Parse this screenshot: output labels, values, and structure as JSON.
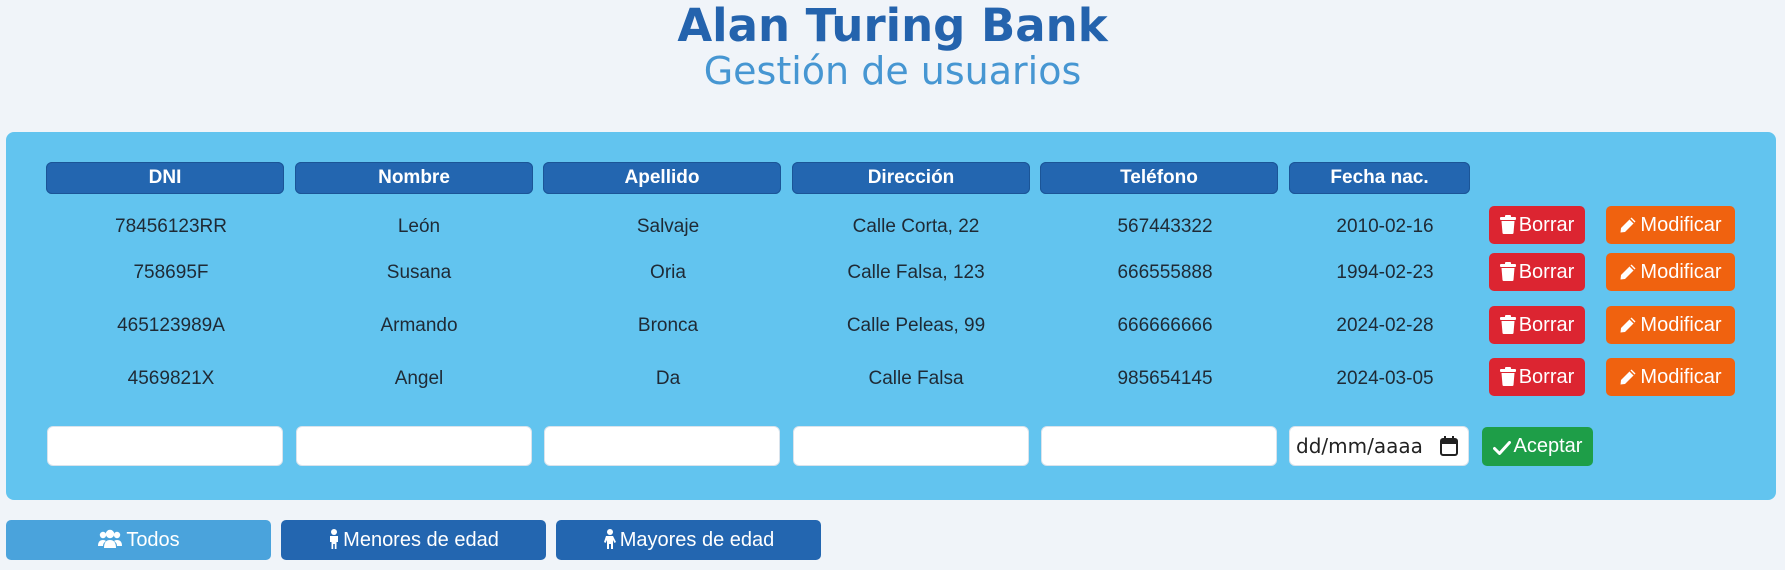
{
  "header": {
    "title": "Alan Turing Bank",
    "subtitle": "Gestión de usuarios"
  },
  "table": {
    "columns": [
      "DNI",
      "Nombre",
      "Apellido",
      "Dirección",
      "Teléfono",
      "Fecha nac."
    ],
    "rows": [
      {
        "dni": "78456123RR",
        "nombre": "León",
        "apellido": "Salvaje",
        "direccion": "Calle Corta, 22",
        "telefono": "567443322",
        "fecha": "2010-02-16"
      },
      {
        "dni": "758695F",
        "nombre": "Susana",
        "apellido": "Oria",
        "direccion": "Calle Falsa, 123",
        "telefono": "666555888",
        "fecha": "1994-02-23"
      },
      {
        "dni": "465123989A",
        "nombre": "Armando",
        "apellido": "Bronca",
        "direccion": "Calle Peleas, 99",
        "telefono": "666666666",
        "fecha": "2024-02-28"
      },
      {
        "dni": "4569821X",
        "nombre": "Angel",
        "apellido": "Da",
        "direccion": "Calle Falsa",
        "telefono": "985654145",
        "fecha": "2024-03-05"
      }
    ],
    "delete_label": "Borrar",
    "modify_label": "Modificar"
  },
  "form": {
    "date_placeholder": "dd/mm/aaaa",
    "accept_label": "Aceptar"
  },
  "filters": [
    {
      "label": "Todos",
      "icon": "users-icon",
      "active": true
    },
    {
      "label": "Menores de edad",
      "icon": "child-icon",
      "active": false
    },
    {
      "label": "Mayores de edad",
      "icon": "person-icon",
      "active": false
    }
  ],
  "colors": {
    "title": "#2463ad",
    "subtitle": "#4696d2",
    "panel": "#62c4ef",
    "header_cell": "#2366b0",
    "delete": "#dc2531",
    "modify": "#f0620f",
    "accept": "#1e9e48",
    "filter_active": "#4aa3dc",
    "filter_inactive": "#2366b0"
  }
}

= TASK =
Copy the material above exactly and drop the pictures.

= WRITTEN REPLY =
Parse this screenshot: output labels, values, and structure as JSON.
{
  "header": {
    "title": "Alan Turing Bank",
    "subtitle": "Gestión de usuarios"
  },
  "table": {
    "columns": [
      "DNI",
      "Nombre",
      "Apellido",
      "Dirección",
      "Teléfono",
      "Fecha nac."
    ],
    "rows": [
      {
        "dni": "78456123RR",
        "nombre": "León",
        "apellido": "Salvaje",
        "direccion": "Calle Corta, 22",
        "telefono": "567443322",
        "fecha": "2010-02-16"
      },
      {
        "dni": "758695F",
        "nombre": "Susana",
        "apellido": "Oria",
        "direccion": "Calle Falsa, 123",
        "telefono": "666555888",
        "fecha": "1994-02-23"
      },
      {
        "dni": "465123989A",
        "nombre": "Armando",
        "apellido": "Bronca",
        "direccion": "Calle Peleas, 99",
        "telefono": "666666666",
        "fecha": "2024-02-28"
      },
      {
        "dni": "4569821X",
        "nombre": "Angel",
        "apellido": "Da",
        "direccion": "Calle Falsa",
        "telefono": "985654145",
        "fecha": "2024-03-05"
      }
    ],
    "delete_label": "Borrar",
    "modify_label": "Modificar"
  },
  "form": {
    "date_placeholder": "dd/mm/aaaa",
    "accept_label": "Aceptar"
  },
  "filters": [
    {
      "label": "Todos",
      "icon": "users-icon",
      "active": true
    },
    {
      "label": "Menores de edad",
      "icon": "child-icon",
      "active": false
    },
    {
      "label": "Mayores de edad",
      "icon": "person-icon",
      "active": false
    }
  ],
  "colors": {
    "title": "#2463ad",
    "subtitle": "#4696d2",
    "panel": "#62c4ef",
    "header_cell": "#2366b0",
    "delete": "#dc2531",
    "modify": "#f0620f",
    "accept": "#1e9e48",
    "filter_active": "#4aa3dc",
    "filter_inactive": "#2366b0"
  }
}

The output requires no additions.